DATA FOR THE TASK:

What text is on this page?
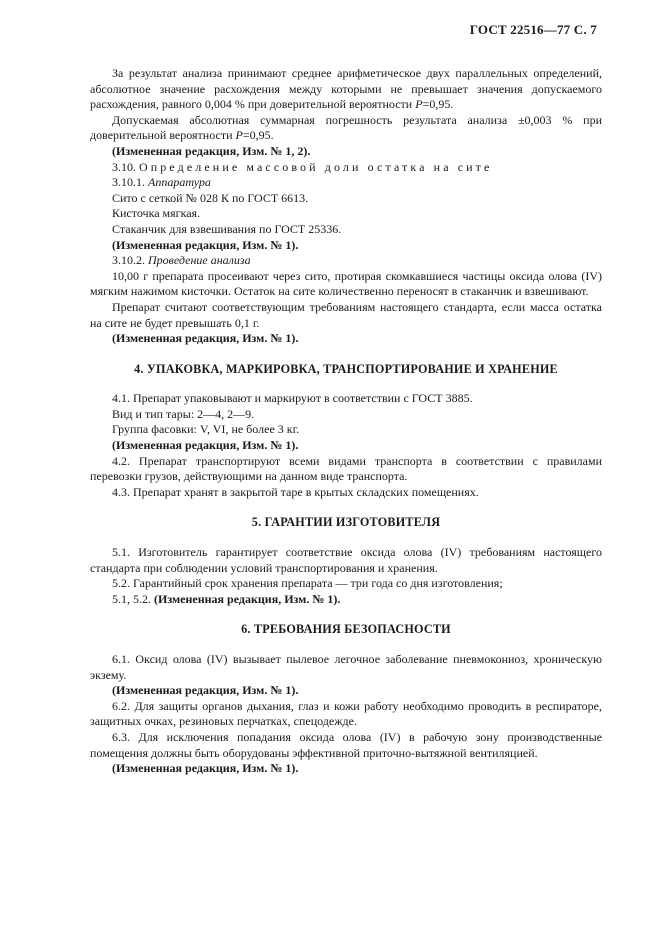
ГОСТ 22516—77 С. 7

За результат анализа принимают среднее арифметическое двух параллельных определений, абсолютное значение расхождения между которыми не превышает значения допускаемого расхождения, равного 0,004 % при доверительной вероятности Р=0,95.

Допускаемая абсолютная суммарная погрешность результата анализа ±0,003 % при доверительной вероятности Р=0,95.

(Измененная редакция, Изм. № 1, 2).

3.10. Определение массовой доли остатка на сите

3.10.1. Аппаратура

Сито с сеткой № 028 К по ГОСТ 6613.

Кисточка мягкая.

Стаканчик для взвешивания по ГОСТ 25336.

(Измененная редакция, Изм. № 1).

3.10.2. Проведение анализа

10,00 г препарата просеивают через сито, протирая скомкавшиеся частицы оксида олова (IV) мягким нажимом кисточки. Остаток на сите количественно переносят в стаканчик и взвешивают.

Препарат считают соответствующим требованиям настоящего стандарта, если масса остатка на сите не будет превышать 0,1 г.

(Измененная редакция, Изм. № 1).

4. УПАКОВКА, МАРКИРОВКА, ТРАНСПОРТИРОВАНИЕ И ХРАНЕНИЕ

4.1. Препарат упаковывают и маркируют в соответствии с ГОСТ 3885.

Вид и тип тары: 2—4, 2—9.

Группа фасовки: V, VI, не более 3 кг.

(Измененная редакция, Изм. № 1).

4.2. Препарат транспортируют всеми видами транспорта в соответствии с правилами перевозки грузов, действующими на данном виде транспорта.

4.3. Препарат хранят в закрытой таре в крытых складских помещениях.

5. ГАРАНТИИ ИЗГОТОВИТЕЛЯ

5.1. Изготовитель гарантирует соответствие оксида олова (IV) требованиям настоящего стандарта при соблюдении условий транспортирования и хранения.

5.2. Гарантийный срок хранения препарата — три года со дня изготовления;

5.1, 5.2. (Измененная редакция, Изм. № 1).

6. ТРЕБОВАНИЯ БЕЗОПАСНОСТИ

6.1. Оксид олова (IV) вызывает пылевое легочное заболевание пневмокониоз, хроническую экзему.

(Измененная редакция, Изм. № 1).

6.2. Для защиты органов дыхания, глаз и кожи работу необходимо проводить в респираторе, защитных очках, резиновых перчатках, спецодежде.

6.3. Для исключения попадания оксида олова (IV) в рабочую зону производственные помещения должны быть оборудованы эффективной приточно-вытяжной вентиляцией.

(Измененная редакция, Изм. № 1).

WHAT THE TASK REQUIRES: Copy every line of the listing that includes the string "настоящего".

RESULT:
Препарат считают соответствующим требованиям настоящего стандарта, если масса остатка на сите не будет превышать 0,1 г.
5.1. Изготовитель гарантирует соответствие оксида олова (IV) требованиям настоящего стандарта при соблюдении условий транспортирования и хранения.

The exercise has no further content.